-- BEGIN ENTRIES PROVIDED --

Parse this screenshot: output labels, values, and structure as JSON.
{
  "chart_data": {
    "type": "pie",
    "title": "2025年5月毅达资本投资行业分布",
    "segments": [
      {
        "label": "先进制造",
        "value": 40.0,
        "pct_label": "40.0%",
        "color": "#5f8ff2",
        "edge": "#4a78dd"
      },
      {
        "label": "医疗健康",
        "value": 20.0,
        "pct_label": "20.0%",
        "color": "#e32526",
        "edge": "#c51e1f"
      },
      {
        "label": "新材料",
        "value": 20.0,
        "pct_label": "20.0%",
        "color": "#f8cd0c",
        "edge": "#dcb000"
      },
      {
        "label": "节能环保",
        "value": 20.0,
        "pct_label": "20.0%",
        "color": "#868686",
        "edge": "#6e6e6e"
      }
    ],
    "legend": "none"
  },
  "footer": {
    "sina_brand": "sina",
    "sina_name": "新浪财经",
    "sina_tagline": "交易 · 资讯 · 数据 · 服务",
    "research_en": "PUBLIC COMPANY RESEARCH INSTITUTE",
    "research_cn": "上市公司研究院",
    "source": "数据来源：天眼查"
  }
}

-- END ENTRIES PROVIDED --

▶ _DO THIS_
Exactly reproduce every line of the data above.

▶ _TASK RESULT_
Parse this screenshot: output labels, values, and structure as JSON.
{
  "chart_data": {
    "type": "pie",
    "title": "2025年5月毅达资本投资行业分布",
    "segments": [
      {
        "label": "先进制造",
        "value": 40.0,
        "pct_label": "40.0%",
        "color": "#5f8ff2",
        "edge": "#4a78dd"
      },
      {
        "label": "医疗健康",
        "value": 20.0,
        "pct_label": "20.0%",
        "color": "#e32526",
        "edge": "#c51e1f"
      },
      {
        "label": "新材料",
        "value": 20.0,
        "pct_label": "20.0%",
        "color": "#f8cd0c",
        "edge": "#dcb000"
      },
      {
        "label": "节能环保",
        "value": 20.0,
        "pct_label": "20.0%",
        "color": "#868686",
        "edge": "#6e6e6e"
      }
    ],
    "legend": "none"
  },
  "footer": {
    "sina_brand": "sina",
    "sina_name": "新浪财经",
    "sina_tagline": "交易 · 资讯 · 数据 · 服务",
    "research_en": "PUBLIC COMPANY RESEARCH INSTITUTE",
    "research_cn": "上市公司研究院",
    "source": "数据来源：天眼查"
  }
}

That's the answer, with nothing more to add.